Task input:
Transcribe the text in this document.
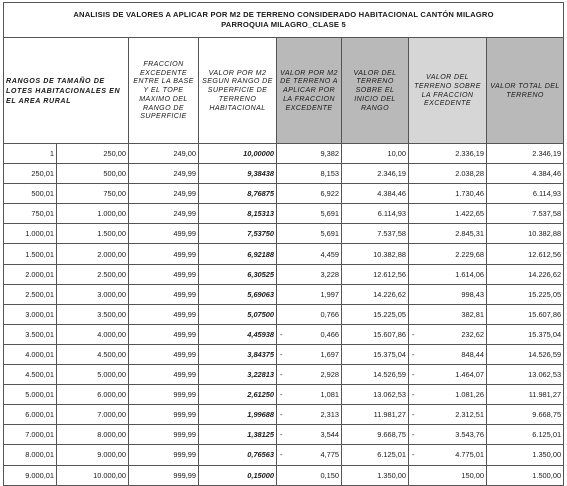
ANALISIS DE VALORES A APLICAR POR M2 DE TERRENO CONSIDERADO HABITACIONAL CANTÓN MILAGRO
PARROQUIA MILAGRO_CLASE 5							

RANGOS DE TAMAÑO DE LOTES HABITACIONALES EN EL AREA RURAL		FRACCION EXCEDENTE ENTRE LA BASE Y EL TOPE MAXIMO DEL RANGO DE SUPERFICIE	VALOR POR M2 SEGUN RANGO DE SUPERFICIE DE TERRENO HABITACIONAL	VALOR POR M2 DE TERRENO A APLICAR POR LA FRACCION EXCEDENTE	VALOR DEL TERRENO SOBRE EL INICIO DEL RANGO	VALOR DEL TERRENO SOBRE LA FRACCION EXCEDENTE	VALOR TOTAL DEL TERRENO
1	250,00	249,00	10,00000	9,382	10,00	2.336,19	2.346,19
250,01	500,00	249,99	9,38438	8,153	2.346,19	2.038,28	4.384,46
500,01	750,00	249,99	8,76875	6,922	4.384,46	1.730,46	6.114,93
750,01	1.000,00	249,99	8,15313	5,691	6.114,93	1.422,65	7.537,58
1.000,01	1.500,00	499,99	7,53750	5,691	7.537,58	2.845,31	10.382,88
1.500,01	2.000,00	499,99	6,92188	4,459	10.382,88	2.229,68	12.612,56
2.000,01	2.500,00	499,99	6,30525	3,228	12.612,56	1.614,06	14.226,62
2.500,01	3.000,00	499,99	5,69063	1,997	14.226,62	998,43	15.225,05
3.000,01	3.500,00	499,99	5,07500	0,766	15.225,05	382,81	15.607,86
3.500,01	4.000,00	499,99	4,45938	- 0,466	15.607,86	- 232,62	15.375,04
4.000,01	4.500,00	499,99	3,84375	- 1,697	15.375,04	- 848,44	14.526,59
4.500,01	5.000,00	499,99	3,22813	- 2,928	14.526,59	- 1.464,07	13.062,53
5.000,01	6.000,00	999,99	2,61250	- 1,081	13.062,53	- 1.081,26	11.981,27
6.000,01	7.000,00	999,99	1,99688	- 2,313	11.981,27	- 2.312,51	9.668,75
7.000,01	8.000,00	999,99	1,38125	- 3,544	9.668,75	- 3.543,76	6.125,01
8.000,01	9.000,00	999,99	0,76563	- 4,775	6.125,01	- 4.775,01	1.350,00
9.000,01	10.000,00	999,99	0,15000	0,150	1.350,00	150,00	1.500,00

Task directions: Among the entries above, how many lines include the word "TERRENO"? Reply with the number only.

Response below: 2